Problem to solve —
Print the data exactly, leaving nothing out.

Raw data —
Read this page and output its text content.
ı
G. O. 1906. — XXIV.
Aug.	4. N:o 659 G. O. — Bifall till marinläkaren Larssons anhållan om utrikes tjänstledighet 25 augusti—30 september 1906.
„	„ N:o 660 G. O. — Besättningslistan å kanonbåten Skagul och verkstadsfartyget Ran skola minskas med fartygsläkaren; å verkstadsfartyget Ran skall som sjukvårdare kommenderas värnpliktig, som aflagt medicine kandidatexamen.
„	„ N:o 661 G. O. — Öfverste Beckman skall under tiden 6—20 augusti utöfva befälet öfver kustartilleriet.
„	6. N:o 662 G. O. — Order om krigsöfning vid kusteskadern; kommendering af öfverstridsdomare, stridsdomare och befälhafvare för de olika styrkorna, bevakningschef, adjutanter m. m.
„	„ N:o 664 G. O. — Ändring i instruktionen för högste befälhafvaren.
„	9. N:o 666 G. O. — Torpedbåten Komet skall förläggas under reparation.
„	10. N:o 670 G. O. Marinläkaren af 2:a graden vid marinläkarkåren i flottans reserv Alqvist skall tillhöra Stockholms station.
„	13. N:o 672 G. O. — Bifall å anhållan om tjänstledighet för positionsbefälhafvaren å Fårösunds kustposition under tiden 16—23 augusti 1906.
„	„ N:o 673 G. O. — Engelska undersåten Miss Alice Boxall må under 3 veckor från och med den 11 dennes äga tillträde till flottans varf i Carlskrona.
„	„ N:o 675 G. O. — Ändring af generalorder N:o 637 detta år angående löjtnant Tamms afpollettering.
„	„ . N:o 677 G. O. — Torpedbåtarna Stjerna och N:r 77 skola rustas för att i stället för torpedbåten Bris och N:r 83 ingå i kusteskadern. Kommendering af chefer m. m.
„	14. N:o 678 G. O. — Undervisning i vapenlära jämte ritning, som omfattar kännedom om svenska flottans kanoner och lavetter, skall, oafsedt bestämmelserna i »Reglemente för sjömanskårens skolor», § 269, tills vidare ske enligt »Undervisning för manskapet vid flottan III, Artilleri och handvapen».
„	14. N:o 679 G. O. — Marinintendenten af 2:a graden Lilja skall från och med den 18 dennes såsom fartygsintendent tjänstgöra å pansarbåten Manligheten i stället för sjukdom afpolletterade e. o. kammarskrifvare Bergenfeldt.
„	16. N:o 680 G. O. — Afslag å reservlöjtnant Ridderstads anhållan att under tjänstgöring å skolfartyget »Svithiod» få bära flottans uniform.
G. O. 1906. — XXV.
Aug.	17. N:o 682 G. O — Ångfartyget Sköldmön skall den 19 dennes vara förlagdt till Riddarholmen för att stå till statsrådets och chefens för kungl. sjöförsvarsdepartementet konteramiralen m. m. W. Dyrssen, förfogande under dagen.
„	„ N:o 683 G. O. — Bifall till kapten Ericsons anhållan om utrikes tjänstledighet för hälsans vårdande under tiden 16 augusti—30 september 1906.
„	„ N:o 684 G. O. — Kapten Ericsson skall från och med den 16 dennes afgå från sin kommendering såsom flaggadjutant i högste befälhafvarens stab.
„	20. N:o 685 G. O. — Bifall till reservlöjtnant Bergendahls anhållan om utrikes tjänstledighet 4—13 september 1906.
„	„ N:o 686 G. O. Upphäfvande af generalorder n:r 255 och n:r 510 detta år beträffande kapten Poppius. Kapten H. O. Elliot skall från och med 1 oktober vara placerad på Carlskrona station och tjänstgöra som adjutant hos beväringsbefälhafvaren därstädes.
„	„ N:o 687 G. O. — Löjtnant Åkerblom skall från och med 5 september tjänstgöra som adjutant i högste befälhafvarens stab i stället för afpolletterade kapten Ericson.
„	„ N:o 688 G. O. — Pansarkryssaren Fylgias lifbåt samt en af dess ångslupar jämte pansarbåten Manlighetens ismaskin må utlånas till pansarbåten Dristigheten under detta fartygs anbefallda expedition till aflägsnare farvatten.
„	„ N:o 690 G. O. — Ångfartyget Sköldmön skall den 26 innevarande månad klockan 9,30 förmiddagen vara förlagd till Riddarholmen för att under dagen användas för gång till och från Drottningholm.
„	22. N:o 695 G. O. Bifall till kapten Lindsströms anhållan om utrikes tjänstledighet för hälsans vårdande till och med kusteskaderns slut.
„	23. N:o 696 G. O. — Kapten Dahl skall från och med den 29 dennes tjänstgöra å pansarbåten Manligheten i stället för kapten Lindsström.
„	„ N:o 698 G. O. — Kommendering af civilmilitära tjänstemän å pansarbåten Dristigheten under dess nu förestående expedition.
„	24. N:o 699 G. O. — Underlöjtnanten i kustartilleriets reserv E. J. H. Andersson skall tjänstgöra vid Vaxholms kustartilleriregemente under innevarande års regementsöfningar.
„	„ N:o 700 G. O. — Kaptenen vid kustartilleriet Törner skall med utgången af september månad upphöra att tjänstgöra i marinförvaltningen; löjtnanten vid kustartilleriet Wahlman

Answer below —
Read this page and output its text content.
ı
G. O. 1906. — XXIV.
Aug.	4. N:o 659 G. O. — Bifall till marinläkaren Larssons anhållan om utrikes tjänstledighet 25 augusti—30 september 1906.
„	„ N:o 660 G. O. — Besättningslistan å kanonbåten Skagul och verkstadsfartyget Ran skola minskas med fartygsläkaren; å verkstadsfartyget Ran skall som sjukvårdare kommenderas värnpliktig, som aflagt medicine kandidatexamen.
„	„ N:o 661 G. O. — Öfverste Beckman skall under tiden 6—20 augusti utöfva befälet öfver kustartilleriet.
„	6. N:o 662 G. O. — Order om krigsöfning vid kusteskadern; kommendering af öfverstridsdomare, stridsdomare och befälhafvare för de olika styrkorna, bevakningschef, adjutanter m. m.
„	„ N:o 664 G. O. — Ändring i instruktionen för högste befälhafvaren.
„	9. N:o 666 G. O. — Torpedbåten Komet skall förläggas under reparation.
„	10. N:o 670 G. O. Marinläkaren af 2:a graden vid marinläkarkåren i flottans reserv Alqvist skall tillhöra Stockholms station.
„	13. N:o 672 G. O. — Bifall å anhållan om tjänstledighet för positionsbefälhafvaren å Fårösunds kustposition under tiden 16—23 augusti 1906.
„	„ N:o 673 G. O. — Engelska undersåten Miss Alice Boxall må under 3 veckor från och med den 11 dennes äga tillträde till flottans varf i Carlskrona.
„	„ N:o 675 G. O. — Ändring af generalorder N:o 637 detta år angående löjtnant Tamms afpollettering.
„	„ . N:o 677 G. O. — Torpedbåtarna Stjerna och N:r 77 skola rustas för att i stället för torpedbåten Bris och N:r 83 ingå i kusteskadern. Kommendering af chefer m. m.
„	14. N:o 678 G. O. — Undervisning i vapenlära jämte ritning, som omfattar kännedom om svenska flottans kanoner och lavetter, skall, oafsedt bestämmelserna i »Reglemente för sjömanskårens skolor», § 269, tills vidare ske enligt »Undervisning för manskapet vid flottan III, Artilleri och handvapen».
„	14. N:o 679 G. O. — Marinintendenten af 2:a graden Lilja skall från och med den 18 dennes såsom fartygsintendent tjänstgöra å pansarbåten Manligheten i stället för sjukdom afpolletterade e. o. kammarskrifvare Bergenfeldt.
„	16. N:o 680 G. O. — Afslag å reservlöjtnant Ridderstads anhållan att under tjänstgöring å skolfartyget »Svithiod» få bära flottans uniform.
G. O. 1906. — XXV.
Aug.	17. N:o 682 G. O — Ångfartyget Sköldmön skall den 19 dennes vara förlagdt till Riddarholmen för att stå till statsrådets och chefens för kungl. sjöförsvarsdepartementet konteramiralen m. m. W. Dyrssen, förfogande under dagen.
„	„ N:o 683 G. O. — Bifall till kapten Ericsons anhållan om utrikes tjänstledighet för hälsans vårdande under tiden 16 augusti—30 september 1906.
„	„ N:o 684 G. O. — Kapten Ericsson skall från och med den 16 dennes afgå från sin kommendering såsom flaggadjutant i högste befälhafvarens stab.
„	20. N:o 685 G. O. — Bifall till reservlöjtnant Bergendahls anhållan om utrikes tjänstledighet 4—13 september 1906.
„	„ N:o 686 G. O. Upphäfvande af generalorder n:r 255 och n:r 510 detta år beträffande kapten Poppius. Kapten H. O. Elliot skall från och med 1 oktober vara placerad på Carlskrona station och tjänstgöra som adjutant hos beväringsbefälhafvaren därstädes.
„	„ N:o 687 G. O. — Löjtnant Åkerblom skall från och med 5 september tjänstgöra som adjutant i högste befälhafvarens stab i stället för afpolletterade kapten Ericson.
„	„ N:o 688 G. O. — Pansarkryssaren Fylgias lifbåt samt en af dess ångslupar jämte pansarbåten Manlighetens ismaskin må utlånas till pansarbåten Dristigheten under detta fartygs anbefallda expedition till aflägsnare farvatten.
„	„ N:o 690 G. O. — Ångfartyget Sköldmön skall den 26 innevarande månad klockan 9,30 förmiddagen vara förlagd till Riddarholmen för att under dagen användas för gång till och från Drottningholm.
„	22. N:o 695 G. O. Bifall till kapten Lindsströms anhållan om utrikes tjänstledighet för hälsans vårdande till och med kusteskaderns slut.
„	23. N:o 696 G. O. — Kapten Dahl skall från och med den 29 dennes tjänstgöra å pansarbåten Manligheten i stället för kapten Lindsström.
„	„ N:o 698 G. O. — Kommendering af civilmilitära tjänstemän å pansarbåten Dristigheten under dess nu förestående expedition.
„	24. N:o 699 G. O. — Underlöjtnanten i kustartilleriets reserv E. J. H. Andersson skall tjänstgöra vid Vaxholms kustartilleriregemente under innevarande års regementsöfningar.
„	„ N:o 700 G. O. — Kaptenen vid kustartilleriet Törner skall med utgången af september månad upphöra att tjänstgöra i marinförvaltningen; löjtnanten vid kustartilleriet Wahlman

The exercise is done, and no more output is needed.